Within the records below, find each line that holds the string "watermark", then copy it.

----------

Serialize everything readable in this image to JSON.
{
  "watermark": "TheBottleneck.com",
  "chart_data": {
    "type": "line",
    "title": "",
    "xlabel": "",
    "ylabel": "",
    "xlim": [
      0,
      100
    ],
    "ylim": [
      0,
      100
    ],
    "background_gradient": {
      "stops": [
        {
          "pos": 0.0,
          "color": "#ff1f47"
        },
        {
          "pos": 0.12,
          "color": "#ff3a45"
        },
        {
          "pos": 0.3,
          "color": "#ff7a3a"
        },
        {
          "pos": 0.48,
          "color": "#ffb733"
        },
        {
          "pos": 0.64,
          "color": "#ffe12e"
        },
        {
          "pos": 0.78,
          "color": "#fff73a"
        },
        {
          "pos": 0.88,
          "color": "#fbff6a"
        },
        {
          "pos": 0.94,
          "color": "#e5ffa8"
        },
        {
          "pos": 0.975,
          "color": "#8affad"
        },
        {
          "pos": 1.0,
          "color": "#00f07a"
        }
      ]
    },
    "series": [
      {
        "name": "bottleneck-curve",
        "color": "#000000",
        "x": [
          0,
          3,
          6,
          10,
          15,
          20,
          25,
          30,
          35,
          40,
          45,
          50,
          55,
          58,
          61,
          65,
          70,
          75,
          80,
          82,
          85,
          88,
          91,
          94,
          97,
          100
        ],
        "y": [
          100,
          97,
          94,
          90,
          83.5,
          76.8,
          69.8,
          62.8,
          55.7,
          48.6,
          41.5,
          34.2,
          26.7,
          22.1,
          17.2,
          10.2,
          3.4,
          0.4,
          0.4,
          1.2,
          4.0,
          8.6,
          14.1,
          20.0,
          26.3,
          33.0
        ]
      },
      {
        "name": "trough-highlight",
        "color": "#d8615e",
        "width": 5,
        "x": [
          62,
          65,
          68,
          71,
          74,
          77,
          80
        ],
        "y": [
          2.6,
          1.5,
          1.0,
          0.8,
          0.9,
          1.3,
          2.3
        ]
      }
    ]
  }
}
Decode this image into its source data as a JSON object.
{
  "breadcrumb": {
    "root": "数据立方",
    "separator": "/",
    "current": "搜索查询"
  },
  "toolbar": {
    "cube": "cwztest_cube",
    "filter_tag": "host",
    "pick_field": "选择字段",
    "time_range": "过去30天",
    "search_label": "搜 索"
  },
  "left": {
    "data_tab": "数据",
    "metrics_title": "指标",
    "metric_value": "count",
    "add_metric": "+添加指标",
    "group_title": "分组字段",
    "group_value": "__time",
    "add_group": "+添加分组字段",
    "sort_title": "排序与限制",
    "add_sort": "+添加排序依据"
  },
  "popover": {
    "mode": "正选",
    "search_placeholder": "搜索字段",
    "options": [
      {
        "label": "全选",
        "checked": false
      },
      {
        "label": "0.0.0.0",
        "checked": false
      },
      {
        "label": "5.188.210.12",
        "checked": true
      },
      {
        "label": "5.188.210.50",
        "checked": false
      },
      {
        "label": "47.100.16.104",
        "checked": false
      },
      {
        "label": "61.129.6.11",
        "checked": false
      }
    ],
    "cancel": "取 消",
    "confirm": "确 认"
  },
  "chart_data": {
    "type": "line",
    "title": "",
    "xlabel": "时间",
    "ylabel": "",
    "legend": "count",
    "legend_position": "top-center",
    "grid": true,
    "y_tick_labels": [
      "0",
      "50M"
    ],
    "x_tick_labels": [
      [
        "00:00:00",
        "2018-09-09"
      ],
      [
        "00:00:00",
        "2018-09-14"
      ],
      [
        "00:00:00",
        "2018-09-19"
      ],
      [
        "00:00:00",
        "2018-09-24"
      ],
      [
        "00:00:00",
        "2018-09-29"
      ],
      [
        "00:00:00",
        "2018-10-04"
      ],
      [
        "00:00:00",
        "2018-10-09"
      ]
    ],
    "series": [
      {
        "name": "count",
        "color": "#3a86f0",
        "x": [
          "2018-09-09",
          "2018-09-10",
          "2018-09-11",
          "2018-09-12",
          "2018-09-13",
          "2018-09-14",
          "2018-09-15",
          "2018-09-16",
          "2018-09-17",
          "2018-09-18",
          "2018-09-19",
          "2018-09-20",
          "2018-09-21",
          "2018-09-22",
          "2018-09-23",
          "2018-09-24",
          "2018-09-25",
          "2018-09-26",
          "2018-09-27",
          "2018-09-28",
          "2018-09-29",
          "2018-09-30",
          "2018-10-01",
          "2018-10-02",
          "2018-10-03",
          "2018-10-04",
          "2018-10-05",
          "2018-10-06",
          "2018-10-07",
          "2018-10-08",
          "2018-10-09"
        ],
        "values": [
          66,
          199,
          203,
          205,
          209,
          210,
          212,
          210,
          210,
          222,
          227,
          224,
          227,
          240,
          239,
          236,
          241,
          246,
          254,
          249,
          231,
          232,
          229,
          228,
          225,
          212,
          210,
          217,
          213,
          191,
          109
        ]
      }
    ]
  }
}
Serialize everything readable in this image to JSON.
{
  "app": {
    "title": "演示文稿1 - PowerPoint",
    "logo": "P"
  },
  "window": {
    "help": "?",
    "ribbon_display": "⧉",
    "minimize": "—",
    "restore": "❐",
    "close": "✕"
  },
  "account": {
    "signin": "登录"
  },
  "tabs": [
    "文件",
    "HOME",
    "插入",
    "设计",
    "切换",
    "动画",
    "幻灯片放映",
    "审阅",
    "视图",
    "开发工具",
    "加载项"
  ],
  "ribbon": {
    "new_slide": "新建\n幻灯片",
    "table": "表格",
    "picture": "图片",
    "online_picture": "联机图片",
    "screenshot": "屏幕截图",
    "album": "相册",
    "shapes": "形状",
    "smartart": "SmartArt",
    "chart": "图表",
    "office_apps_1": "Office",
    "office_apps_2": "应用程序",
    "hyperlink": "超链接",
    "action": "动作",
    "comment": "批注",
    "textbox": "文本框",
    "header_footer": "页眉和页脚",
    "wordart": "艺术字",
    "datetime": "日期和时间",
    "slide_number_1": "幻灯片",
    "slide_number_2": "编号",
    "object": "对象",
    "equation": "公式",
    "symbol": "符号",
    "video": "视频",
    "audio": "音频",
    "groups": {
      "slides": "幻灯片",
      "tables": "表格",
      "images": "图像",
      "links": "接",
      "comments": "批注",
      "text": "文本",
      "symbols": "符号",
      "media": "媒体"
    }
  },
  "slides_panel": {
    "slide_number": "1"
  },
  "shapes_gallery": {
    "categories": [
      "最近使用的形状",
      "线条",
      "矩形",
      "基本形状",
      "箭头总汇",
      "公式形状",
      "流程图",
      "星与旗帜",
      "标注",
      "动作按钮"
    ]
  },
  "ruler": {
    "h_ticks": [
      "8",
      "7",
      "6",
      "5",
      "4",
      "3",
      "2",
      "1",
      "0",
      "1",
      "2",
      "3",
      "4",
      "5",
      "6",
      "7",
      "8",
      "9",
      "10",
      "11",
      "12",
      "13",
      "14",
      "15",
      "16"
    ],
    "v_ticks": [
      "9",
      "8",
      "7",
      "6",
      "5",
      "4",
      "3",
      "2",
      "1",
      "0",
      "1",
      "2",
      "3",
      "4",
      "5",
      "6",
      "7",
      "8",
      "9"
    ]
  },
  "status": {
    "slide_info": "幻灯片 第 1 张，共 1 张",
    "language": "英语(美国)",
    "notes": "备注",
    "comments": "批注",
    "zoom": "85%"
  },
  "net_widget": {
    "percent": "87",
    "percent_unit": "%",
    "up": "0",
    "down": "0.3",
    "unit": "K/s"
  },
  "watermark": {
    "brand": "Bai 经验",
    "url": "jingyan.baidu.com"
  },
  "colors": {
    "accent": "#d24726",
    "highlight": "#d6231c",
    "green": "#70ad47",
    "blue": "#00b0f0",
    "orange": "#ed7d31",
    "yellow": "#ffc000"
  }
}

----------

[WRITTEN REPLY]:
  "watermark": "TheBottleneck.com",
  "watermark": {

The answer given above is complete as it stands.